▶ **Given exercise**: Print the records below exactly as they appear.

▶ **Material supplied**:
* * * * * * *
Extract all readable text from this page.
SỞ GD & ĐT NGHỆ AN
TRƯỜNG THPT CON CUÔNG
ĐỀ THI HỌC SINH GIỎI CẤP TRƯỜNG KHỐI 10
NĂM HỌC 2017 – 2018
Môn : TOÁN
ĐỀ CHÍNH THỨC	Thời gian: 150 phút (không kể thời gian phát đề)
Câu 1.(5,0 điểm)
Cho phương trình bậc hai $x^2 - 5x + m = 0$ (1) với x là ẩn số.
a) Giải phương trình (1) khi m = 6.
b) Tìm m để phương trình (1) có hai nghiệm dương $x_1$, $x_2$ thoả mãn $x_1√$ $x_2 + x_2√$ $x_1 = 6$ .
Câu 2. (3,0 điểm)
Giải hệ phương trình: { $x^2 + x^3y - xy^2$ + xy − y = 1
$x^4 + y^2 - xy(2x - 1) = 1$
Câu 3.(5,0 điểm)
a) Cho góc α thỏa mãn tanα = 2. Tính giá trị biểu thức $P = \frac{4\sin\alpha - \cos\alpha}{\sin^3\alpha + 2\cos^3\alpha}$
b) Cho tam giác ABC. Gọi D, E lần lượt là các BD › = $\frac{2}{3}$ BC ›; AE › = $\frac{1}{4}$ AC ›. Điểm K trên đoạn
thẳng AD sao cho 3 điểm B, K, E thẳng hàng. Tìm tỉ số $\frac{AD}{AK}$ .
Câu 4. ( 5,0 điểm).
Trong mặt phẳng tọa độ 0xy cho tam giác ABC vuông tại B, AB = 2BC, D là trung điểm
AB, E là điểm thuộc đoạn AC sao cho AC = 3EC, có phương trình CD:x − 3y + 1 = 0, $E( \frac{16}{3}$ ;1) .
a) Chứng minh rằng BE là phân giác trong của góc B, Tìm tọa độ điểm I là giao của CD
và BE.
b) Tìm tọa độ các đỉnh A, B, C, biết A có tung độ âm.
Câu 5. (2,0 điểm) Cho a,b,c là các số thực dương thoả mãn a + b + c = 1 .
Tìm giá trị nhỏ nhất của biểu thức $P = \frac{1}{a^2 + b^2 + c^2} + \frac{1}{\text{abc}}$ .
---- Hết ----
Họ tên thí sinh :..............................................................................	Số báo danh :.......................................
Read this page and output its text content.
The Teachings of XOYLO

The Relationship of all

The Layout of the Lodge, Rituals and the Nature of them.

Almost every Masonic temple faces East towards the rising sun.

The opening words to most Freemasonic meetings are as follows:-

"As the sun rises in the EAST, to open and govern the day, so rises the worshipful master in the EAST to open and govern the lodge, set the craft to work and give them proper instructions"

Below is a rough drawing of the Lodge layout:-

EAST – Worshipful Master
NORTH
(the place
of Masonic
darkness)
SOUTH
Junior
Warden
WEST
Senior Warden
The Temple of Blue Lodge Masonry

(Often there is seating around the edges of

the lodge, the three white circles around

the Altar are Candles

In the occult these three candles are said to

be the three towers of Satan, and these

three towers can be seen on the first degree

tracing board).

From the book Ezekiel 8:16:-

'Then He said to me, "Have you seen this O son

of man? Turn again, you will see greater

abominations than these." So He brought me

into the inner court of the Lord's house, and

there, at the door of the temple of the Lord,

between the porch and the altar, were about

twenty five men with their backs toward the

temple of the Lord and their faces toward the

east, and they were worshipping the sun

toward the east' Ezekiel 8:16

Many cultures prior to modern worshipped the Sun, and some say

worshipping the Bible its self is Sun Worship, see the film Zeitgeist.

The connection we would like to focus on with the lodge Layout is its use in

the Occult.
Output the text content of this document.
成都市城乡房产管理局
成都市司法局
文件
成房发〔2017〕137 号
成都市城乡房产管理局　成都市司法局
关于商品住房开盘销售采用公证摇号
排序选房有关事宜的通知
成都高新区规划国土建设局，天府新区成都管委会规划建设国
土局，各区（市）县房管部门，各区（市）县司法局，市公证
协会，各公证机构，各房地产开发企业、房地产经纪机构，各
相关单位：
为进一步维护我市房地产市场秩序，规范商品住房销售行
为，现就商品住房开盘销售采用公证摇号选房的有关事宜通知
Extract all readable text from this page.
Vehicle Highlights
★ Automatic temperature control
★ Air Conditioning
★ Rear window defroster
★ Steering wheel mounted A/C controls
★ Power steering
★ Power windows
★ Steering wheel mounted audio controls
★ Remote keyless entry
* * * * * * *
▶ **Output of the task**:
Extract all readable text from this page.
SỞ GD & ĐT NGHỆ AN
TRƯỜNG THPT CON CUÔNG
ĐỀ THI HỌC SINH GIỎI CẤP TRƯỜNG KHỐI 10
NĂM HỌC 2017 – 2018
Môn : TOÁN
ĐỀ CHÍNH THỨC	Thời gian: 150 phút (không kể thời gian phát đề)
Câu 1.(5,0 điểm)
Cho phương trình bậc hai $x^2 - 5x + m = 0$ (1) với x là ẩn số.
a) Giải phương trình (1) khi m = 6.
b) Tìm m để phương trình (1) có hai nghiệm dương $x_1$, $x_2$ thoả mãn $x_1√$ $x_2 + x_2√$ $x_1 = 6$ .
Câu 2. (3,0 điểm)
Giải hệ phương trình: { $x^2 + x^3y - xy^2$ + xy − y = 1
$x^4 + y^2 - xy(2x - 1) = 1$
Câu 3.(5,0 điểm)
a) Cho góc α thỏa mãn tanα = 2. Tính giá trị biểu thức $P = \frac{4\sin\alpha - \cos\alpha}{\sin^3\alpha + 2\cos^3\alpha}$
b) Cho tam giác ABC. Gọi D, E lần lượt là các BD › = $\frac{2}{3}$ BC ›; AE › = $\frac{1}{4}$ AC ›. Điểm K trên đoạn
thẳng AD sao cho 3 điểm B, K, E thẳng hàng. Tìm tỉ số $\frac{AD}{AK}$ .
Câu 4. ( 5,0 điểm).
Trong mặt phẳng tọa độ 0xy cho tam giác ABC vuông tại B, AB = 2BC, D là trung điểm
AB, E là điểm thuộc đoạn AC sao cho AC = 3EC, có phương trình CD:x − 3y + 1 = 0, $E( \frac{16}{3}$ ;1) .
a) Chứng minh rằng BE là phân giác trong của góc B, Tìm tọa độ điểm I là giao của CD
và BE.
b) Tìm tọa độ các đỉnh A, B, C, biết A có tung độ âm.
Câu 5. (2,0 điểm) Cho a,b,c là các số thực dương thoả mãn a + b + c = 1 .
Tìm giá trị nhỏ nhất của biểu thức $P = \frac{1}{a^2 + b^2 + c^2} + \frac{1}{\text{abc}}$ .
---- Hết ----
Họ tên thí sinh :..............................................................................	Số báo danh :.......................................
Read this page and output its text content.
The Teachings of XOYLO

The Relationship of all

The Layout of the Lodge, Rituals and the Nature of them.

Almost every Masonic temple faces East towards the rising sun.

The opening words to most Freemasonic meetings are as follows:-

"As the sun rises in the EAST, to open and govern the day, so rises the worshipful master in the EAST to open and govern the lodge, set the craft to work and give them proper instructions"

Below is a rough drawing of the Lodge layout:-

EAST – Worshipful Master
NORTH
(the place
of Masonic
darkness)
SOUTH
Junior
Warden
WEST
Senior Warden
The Temple of Blue Lodge Masonry

(Often there is seating around the edges of

the lodge, the three white circles around

the Altar are Candles

In the occult these three candles are said to

be the three towers of Satan, and these

three towers can be seen on the first degree

tracing board).

From the book Ezekiel 8:16:-

'Then He said to me, "Have you seen this O son

of man? Turn again, you will see greater

abominations than these." So He brought me

into the inner court of the Lord's house, and

there, at the door of the temple of the Lord,

between the porch and the altar, were about

twenty five men with their backs toward the

temple of the Lord and their faces toward the

east, and they were worshipping the sun

toward the east' Ezekiel 8:16

Many cultures prior to modern worshipped the Sun, and some say

worshipping the Bible its self is Sun Worship, see the film Zeitgeist.

The connection we would like to focus on with the lodge Layout is its use in

the Occult.
Output the text content of this document.
成都市城乡房产管理局
成都市司法局
文件
成房发〔2017〕137 号
成都市城乡房产管理局　成都市司法局
关于商品住房开盘销售采用公证摇号
排序选房有关事宜的通知
成都高新区规划国土建设局，天府新区成都管委会规划建设国
土局，各区（市）县房管部门，各区（市）县司法局，市公证
协会，各公证机构，各房地产开发企业、房地产经纪机构，各
相关单位：
为进一步维护我市房地产市场秩序，规范商品住房销售行
为，现就商品住房开盘销售采用公证摇号选房的有关事宜通知
Extract all readable text from this page.
Vehicle Highlights
★ Automatic temperature control
★ Air Conditioning
★ Rear window defroster
★ Steering wheel mounted A/C controls
★ Power steering
★ Power windows
★ Steering wheel mounted audio controls
★ Remote keyless entry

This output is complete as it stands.